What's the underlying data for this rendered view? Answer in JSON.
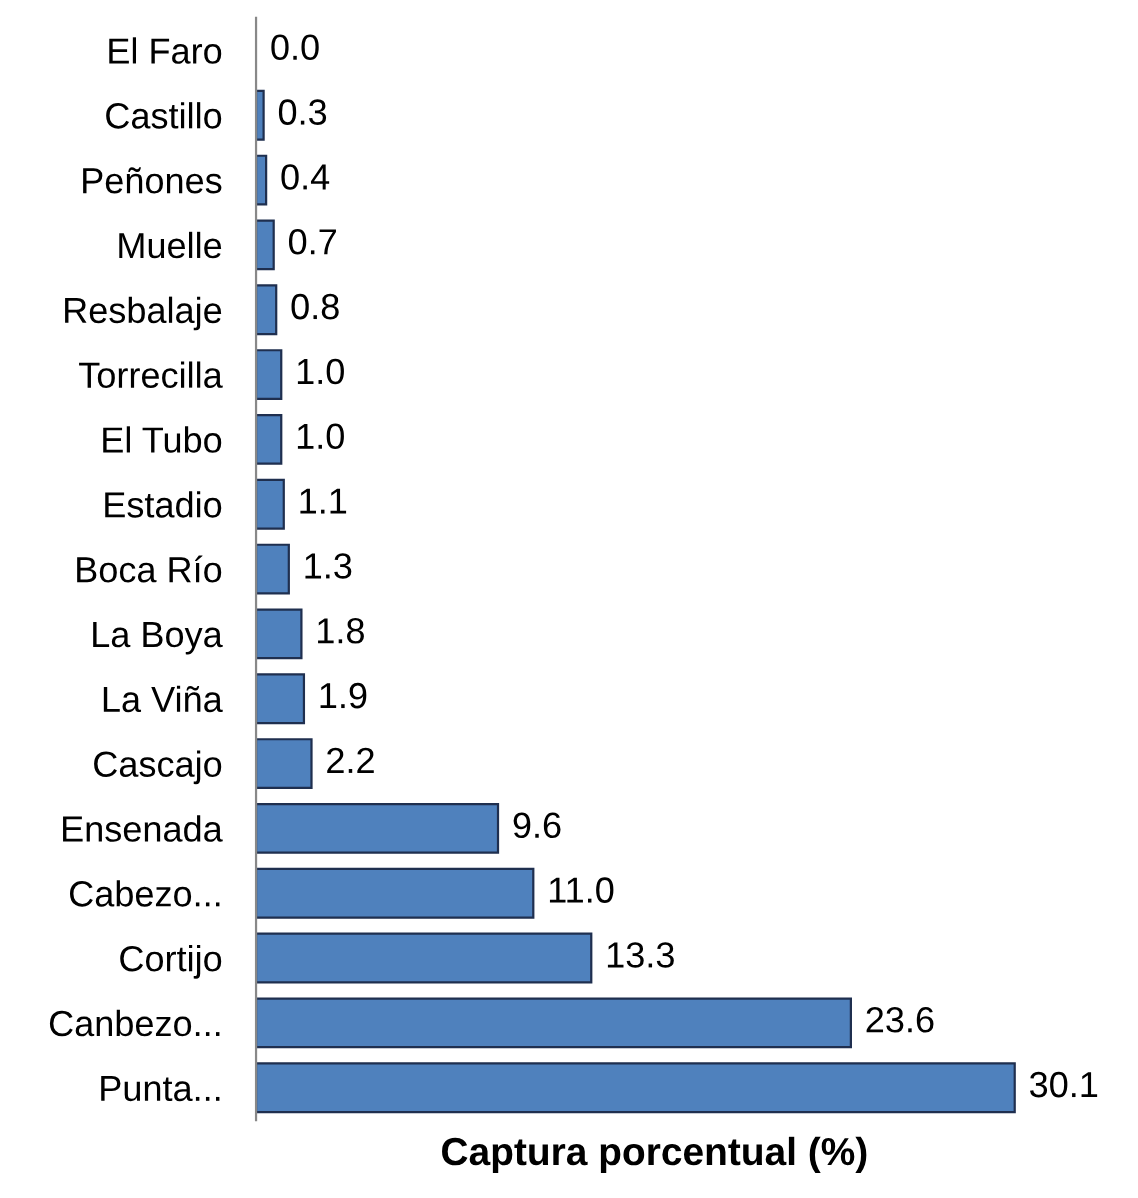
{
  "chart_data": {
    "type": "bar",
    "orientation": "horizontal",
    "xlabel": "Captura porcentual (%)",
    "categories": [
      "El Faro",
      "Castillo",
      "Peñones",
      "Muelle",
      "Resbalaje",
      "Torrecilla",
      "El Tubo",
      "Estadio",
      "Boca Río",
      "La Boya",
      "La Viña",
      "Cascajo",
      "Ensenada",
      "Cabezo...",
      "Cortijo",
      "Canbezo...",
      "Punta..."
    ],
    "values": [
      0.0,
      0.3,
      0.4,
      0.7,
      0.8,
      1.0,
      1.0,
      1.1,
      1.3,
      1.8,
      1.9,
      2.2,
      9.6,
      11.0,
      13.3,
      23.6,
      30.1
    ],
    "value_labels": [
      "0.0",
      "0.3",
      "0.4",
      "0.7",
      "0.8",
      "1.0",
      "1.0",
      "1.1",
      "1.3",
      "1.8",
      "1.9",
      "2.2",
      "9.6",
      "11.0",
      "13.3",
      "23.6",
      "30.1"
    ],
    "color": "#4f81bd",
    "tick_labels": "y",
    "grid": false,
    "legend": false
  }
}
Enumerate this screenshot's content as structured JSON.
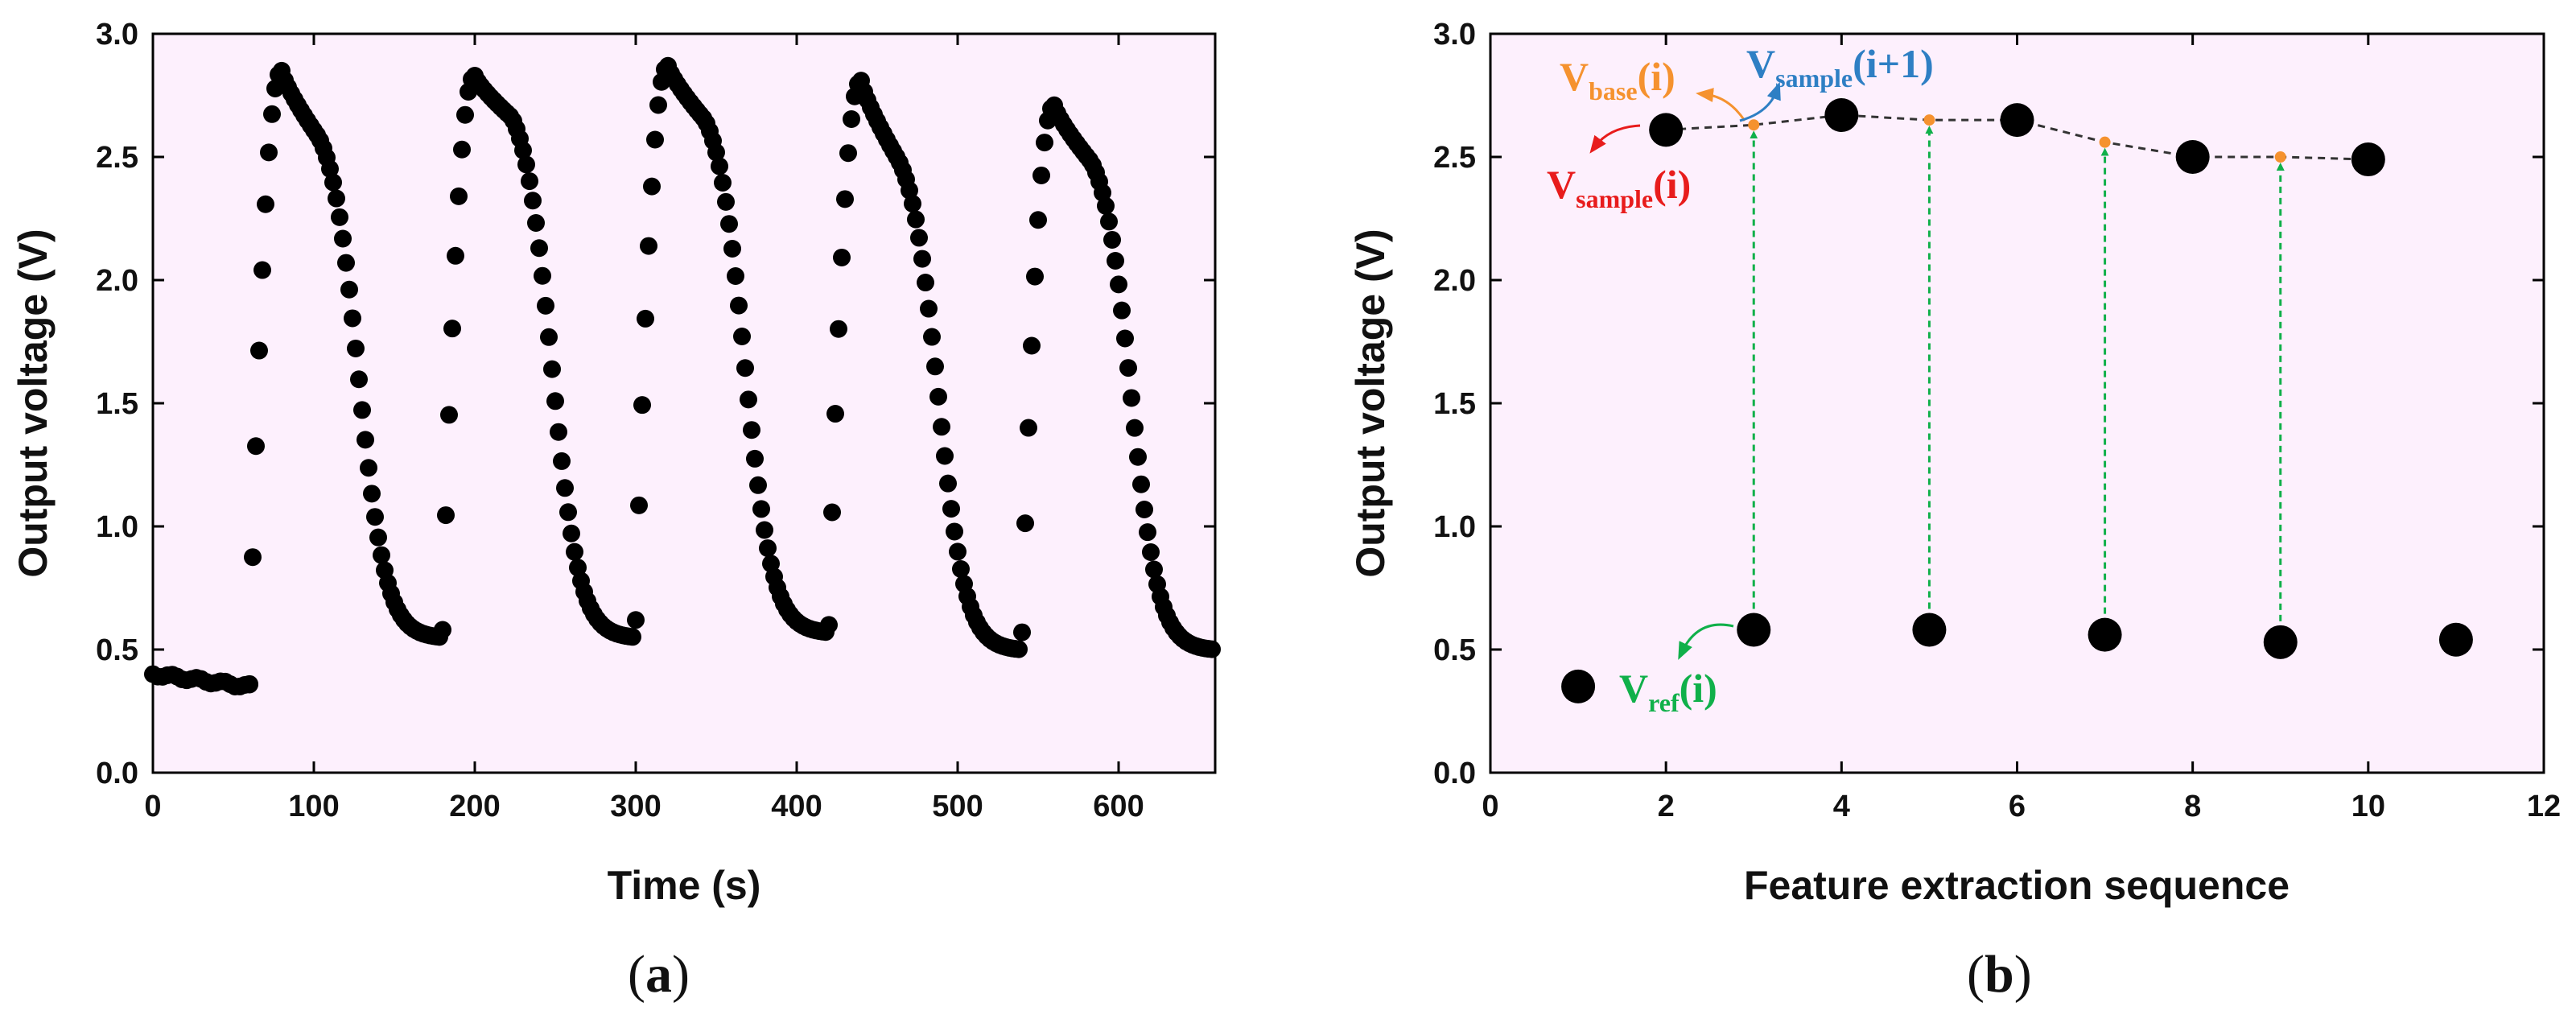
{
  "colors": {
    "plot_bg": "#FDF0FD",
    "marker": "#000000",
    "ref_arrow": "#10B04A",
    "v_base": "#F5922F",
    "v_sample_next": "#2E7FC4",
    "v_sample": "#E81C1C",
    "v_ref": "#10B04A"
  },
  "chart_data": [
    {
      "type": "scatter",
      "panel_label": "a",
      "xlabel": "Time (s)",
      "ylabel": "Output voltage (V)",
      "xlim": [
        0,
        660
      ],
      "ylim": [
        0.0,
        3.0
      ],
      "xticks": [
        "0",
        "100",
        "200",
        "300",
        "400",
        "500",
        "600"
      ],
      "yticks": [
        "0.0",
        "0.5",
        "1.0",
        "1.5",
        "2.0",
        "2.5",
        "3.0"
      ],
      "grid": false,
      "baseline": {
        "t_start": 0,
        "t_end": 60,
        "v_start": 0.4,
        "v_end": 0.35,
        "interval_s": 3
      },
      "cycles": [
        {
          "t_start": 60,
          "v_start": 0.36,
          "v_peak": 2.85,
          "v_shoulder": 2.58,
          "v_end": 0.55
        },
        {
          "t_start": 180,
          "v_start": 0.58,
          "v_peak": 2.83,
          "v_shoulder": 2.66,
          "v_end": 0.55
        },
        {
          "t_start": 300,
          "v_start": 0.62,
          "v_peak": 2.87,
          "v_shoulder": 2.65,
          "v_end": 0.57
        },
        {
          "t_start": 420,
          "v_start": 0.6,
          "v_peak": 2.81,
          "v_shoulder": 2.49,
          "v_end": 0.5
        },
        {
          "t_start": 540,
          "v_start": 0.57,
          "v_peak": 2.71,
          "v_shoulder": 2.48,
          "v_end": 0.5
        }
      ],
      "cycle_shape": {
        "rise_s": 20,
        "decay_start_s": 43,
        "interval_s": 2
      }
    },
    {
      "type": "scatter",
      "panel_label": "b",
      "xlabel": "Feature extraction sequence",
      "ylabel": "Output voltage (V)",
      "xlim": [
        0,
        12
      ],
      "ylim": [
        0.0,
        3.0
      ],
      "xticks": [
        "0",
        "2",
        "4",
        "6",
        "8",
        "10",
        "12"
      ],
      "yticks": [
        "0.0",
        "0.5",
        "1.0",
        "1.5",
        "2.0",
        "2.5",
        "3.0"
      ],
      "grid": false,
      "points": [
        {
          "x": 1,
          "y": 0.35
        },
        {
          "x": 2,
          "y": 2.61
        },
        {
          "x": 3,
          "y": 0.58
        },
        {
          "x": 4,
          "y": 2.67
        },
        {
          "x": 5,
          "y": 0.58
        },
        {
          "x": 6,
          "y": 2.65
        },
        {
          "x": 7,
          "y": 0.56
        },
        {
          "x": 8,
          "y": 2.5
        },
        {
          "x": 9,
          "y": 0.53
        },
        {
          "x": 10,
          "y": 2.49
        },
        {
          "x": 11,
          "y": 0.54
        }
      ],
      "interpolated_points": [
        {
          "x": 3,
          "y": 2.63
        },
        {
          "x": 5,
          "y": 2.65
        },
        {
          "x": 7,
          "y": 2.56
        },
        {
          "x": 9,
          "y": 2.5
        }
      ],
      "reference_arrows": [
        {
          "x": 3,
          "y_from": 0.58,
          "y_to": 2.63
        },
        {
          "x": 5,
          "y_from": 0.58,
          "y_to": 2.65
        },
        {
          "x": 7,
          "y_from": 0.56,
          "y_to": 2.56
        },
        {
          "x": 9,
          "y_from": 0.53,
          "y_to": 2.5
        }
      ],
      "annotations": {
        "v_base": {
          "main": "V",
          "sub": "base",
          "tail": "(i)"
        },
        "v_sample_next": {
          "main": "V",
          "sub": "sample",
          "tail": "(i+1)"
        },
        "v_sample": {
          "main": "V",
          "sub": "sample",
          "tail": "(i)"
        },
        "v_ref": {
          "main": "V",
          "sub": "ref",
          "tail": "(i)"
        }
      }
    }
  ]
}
+ + + +
Problem requirements: Pictures are not part of the copy; reproduce everything else in the records exactly.

Full answer:
What's the underlying data for this rendered view? Answer in JSON.
{
  "chart_data": {
    "type": "bar",
    "orientation": "horizontal",
    "xlabel": "Captura porcentual (%)",
    "categories": [
      "El Faro",
      "Castillo",
      "Peñones",
      "Muelle",
      "Resbalaje",
      "Torrecilla",
      "El Tubo",
      "Estadio",
      "Boca Río",
      "La Boya",
      "La Viña",
      "Cascajo",
      "Ensenada",
      "Cabezo...",
      "Cortijo",
      "Canbezo...",
      "Punta..."
    ],
    "values": [
      0.0,
      0.3,
      0.4,
      0.7,
      0.8,
      1.0,
      1.0,
      1.1,
      1.3,
      1.8,
      1.9,
      2.2,
      9.6,
      11.0,
      13.3,
      23.6,
      30.1
    ],
    "value_labels": [
      "0.0",
      "0.3",
      "0.4",
      "0.7",
      "0.8",
      "1.0",
      "1.0",
      "1.1",
      "1.3",
      "1.8",
      "1.9",
      "2.2",
      "9.6",
      "11.0",
      "13.3",
      "23.6",
      "30.1"
    ],
    "color": "#4f81bd",
    "tick_labels": "y",
    "grid": false,
    "legend": false
  }
}
Enumerate this screenshot's content as structured JSON.
{
  "colors": {
    "plot_bg": "#FDF0FD",
    "marker": "#000000",
    "ref_arrow": "#10B04A",
    "v_base": "#F5922F",
    "v_sample_next": "#2E7FC4",
    "v_sample": "#E81C1C",
    "v_ref": "#10B04A"
  },
  "chart_data": [
    {
      "type": "scatter",
      "panel_label": "a",
      "xlabel": "Time (s)",
      "ylabel": "Output voltage (V)",
      "xlim": [
        0,
        660
      ],
      "ylim": [
        0.0,
        3.0
      ],
      "xticks": [
        "0",
        "100",
        "200",
        "300",
        "400",
        "500",
        "600"
      ],
      "yticks": [
        "0.0",
        "0.5",
        "1.0",
        "1.5",
        "2.0",
        "2.5",
        "3.0"
      ],
      "grid": false,
      "baseline": {
        "t_start": 0,
        "t_end": 60,
        "v_start": 0.4,
        "v_end": 0.35,
        "interval_s": 3
      },
      "cycles": [
        {
          "t_start": 60,
          "v_start": 0.36,
          "v_peak": 2.85,
          "v_shoulder": 2.58,
          "v_end": 0.55
        },
        {
          "t_start": 180,
          "v_start": 0.58,
          "v_peak": 2.83,
          "v_shoulder": 2.66,
          "v_end": 0.55
        },
        {
          "t_start": 300,
          "v_start": 0.62,
          "v_peak": 2.87,
          "v_shoulder": 2.65,
          "v_end": 0.57
        },
        {
          "t_start": 420,
          "v_start": 0.6,
          "v_peak": 2.81,
          "v_shoulder": 2.49,
          "v_end": 0.5
        },
        {
          "t_start": 540,
          "v_start": 0.57,
          "v_peak": 2.71,
          "v_shoulder": 2.48,
          "v_end": 0.5
        }
      ],
      "cycle_shape": {
        "rise_s": 20,
        "decay_start_s": 43,
        "interval_s": 2
      }
    },
    {
      "type": "scatter",
      "panel_label": "b",
      "xlabel": "Feature extraction sequence",
      "ylabel": "Output voltage (V)",
      "xlim": [
        0,
        12
      ],
      "ylim": [
        0.0,
        3.0
      ],
      "xticks": [
        "0",
        "2",
        "4",
        "6",
        "8",
        "10",
        "12"
      ],
      "yticks": [
        "0.0",
        "0.5",
        "1.0",
        "1.5",
        "2.0",
        "2.5",
        "3.0"
      ],
      "grid": false,
      "points": [
        {
          "x": 1,
          "y": 0.35
        },
        {
          "x": 2,
          "y": 2.61
        },
        {
          "x": 3,
          "y": 0.58
        },
        {
          "x": 4,
          "y": 2.67
        },
        {
          "x": 5,
          "y": 0.58
        },
        {
          "x": 6,
          "y": 2.65
        },
        {
          "x": 7,
          "y": 0.56
        },
        {
          "x": 8,
          "y": 2.5
        },
        {
          "x": 9,
          "y": 0.53
        },
        {
          "x": 10,
          "y": 2.49
        },
        {
          "x": 11,
          "y": 0.54
        }
      ],
      "interpolated_points": [
        {
          "x": 3,
          "y": 2.63
        },
        {
          "x": 5,
          "y": 2.65
        },
        {
          "x": 7,
          "y": 2.56
        },
        {
          "x": 9,
          "y": 2.5
        }
      ],
      "reference_arrows": [
        {
          "x": 3,
          "y_from": 0.58,
          "y_to": 2.63
        },
        {
          "x": 5,
          "y_from": 0.58,
          "y_to": 2.65
        },
        {
          "x": 7,
          "y_from": 0.56,
          "y_to": 2.56
        },
        {
          "x": 9,
          "y_from": 0.53,
          "y_to": 2.5
        }
      ],
      "annotations": {
        "v_base": {
          "main": "V",
          "sub": "base",
          "tail": "(i)"
        },
        "v_sample_next": {
          "main": "V",
          "sub": "sample",
          "tail": "(i+1)"
        },
        "v_sample": {
          "main": "V",
          "sub": "sample",
          "tail": "(i)"
        },
        "v_ref": {
          "main": "V",
          "sub": "ref",
          "tail": "(i)"
        }
      }
    }
  ]
}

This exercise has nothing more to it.